> [Record list]
__________________________________________________

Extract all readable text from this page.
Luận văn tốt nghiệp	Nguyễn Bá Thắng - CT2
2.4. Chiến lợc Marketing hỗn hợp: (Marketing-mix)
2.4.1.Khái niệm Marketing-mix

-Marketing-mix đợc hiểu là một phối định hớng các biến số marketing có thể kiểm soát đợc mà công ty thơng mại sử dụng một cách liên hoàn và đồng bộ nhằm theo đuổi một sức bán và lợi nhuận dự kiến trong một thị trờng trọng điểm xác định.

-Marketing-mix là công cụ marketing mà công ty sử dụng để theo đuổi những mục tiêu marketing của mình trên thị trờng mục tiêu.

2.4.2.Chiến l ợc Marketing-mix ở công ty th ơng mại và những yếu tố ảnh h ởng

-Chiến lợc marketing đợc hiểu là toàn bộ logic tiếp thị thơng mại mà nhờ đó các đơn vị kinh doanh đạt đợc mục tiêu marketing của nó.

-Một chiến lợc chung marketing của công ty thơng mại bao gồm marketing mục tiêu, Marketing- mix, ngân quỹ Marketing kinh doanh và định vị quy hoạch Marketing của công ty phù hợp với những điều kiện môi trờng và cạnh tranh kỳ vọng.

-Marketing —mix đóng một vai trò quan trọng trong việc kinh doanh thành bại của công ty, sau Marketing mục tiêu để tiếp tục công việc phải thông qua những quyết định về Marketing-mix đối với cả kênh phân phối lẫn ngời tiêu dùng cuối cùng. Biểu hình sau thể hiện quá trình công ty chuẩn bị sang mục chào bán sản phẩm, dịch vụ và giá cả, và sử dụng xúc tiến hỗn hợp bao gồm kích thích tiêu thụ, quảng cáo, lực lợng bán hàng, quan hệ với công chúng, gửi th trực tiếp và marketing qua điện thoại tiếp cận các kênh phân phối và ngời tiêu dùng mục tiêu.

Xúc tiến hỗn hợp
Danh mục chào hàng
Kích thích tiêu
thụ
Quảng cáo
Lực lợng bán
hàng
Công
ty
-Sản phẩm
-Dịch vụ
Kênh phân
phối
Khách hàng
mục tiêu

__________________________________________________

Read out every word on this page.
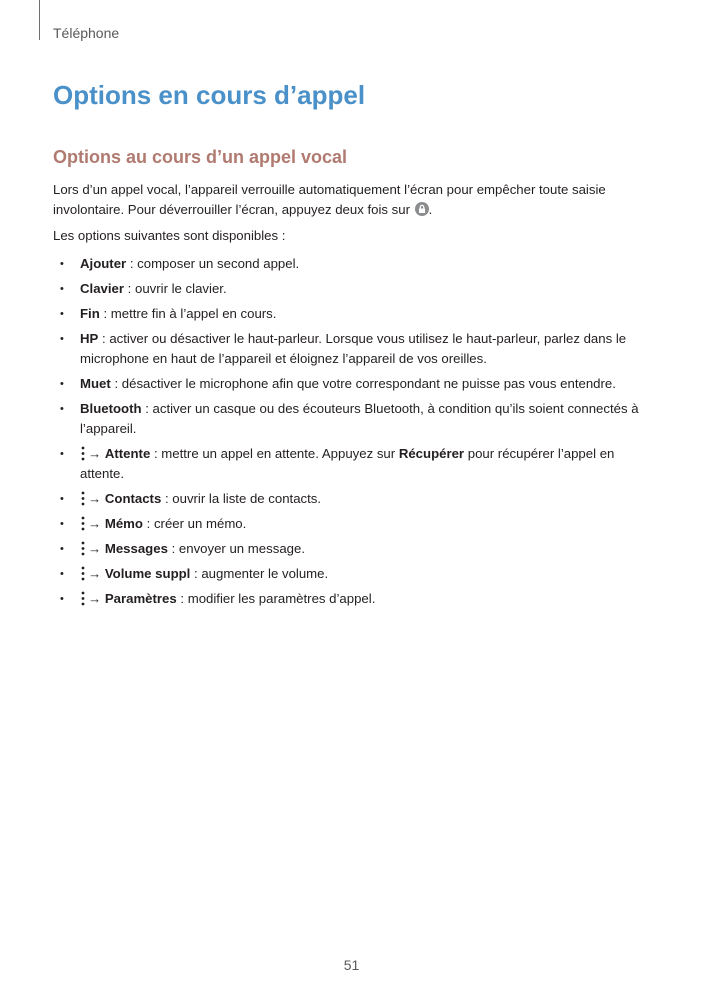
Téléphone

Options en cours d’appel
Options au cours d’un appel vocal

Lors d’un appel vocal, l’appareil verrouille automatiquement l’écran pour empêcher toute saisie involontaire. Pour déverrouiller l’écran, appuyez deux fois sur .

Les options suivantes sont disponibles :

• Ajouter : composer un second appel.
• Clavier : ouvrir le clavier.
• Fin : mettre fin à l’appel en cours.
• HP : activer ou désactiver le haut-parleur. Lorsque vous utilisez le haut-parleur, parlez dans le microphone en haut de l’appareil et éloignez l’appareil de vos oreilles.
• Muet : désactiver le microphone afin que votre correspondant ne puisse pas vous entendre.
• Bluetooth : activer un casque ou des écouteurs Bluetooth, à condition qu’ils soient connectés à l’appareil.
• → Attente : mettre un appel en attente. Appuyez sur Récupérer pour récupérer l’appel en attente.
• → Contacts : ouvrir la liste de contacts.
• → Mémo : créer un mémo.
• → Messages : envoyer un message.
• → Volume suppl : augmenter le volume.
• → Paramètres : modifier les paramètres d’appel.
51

__________________________________________________

> [Short task] Count the lines that include the word "pour" and state the result as a bare number.

> [Result of this task] 2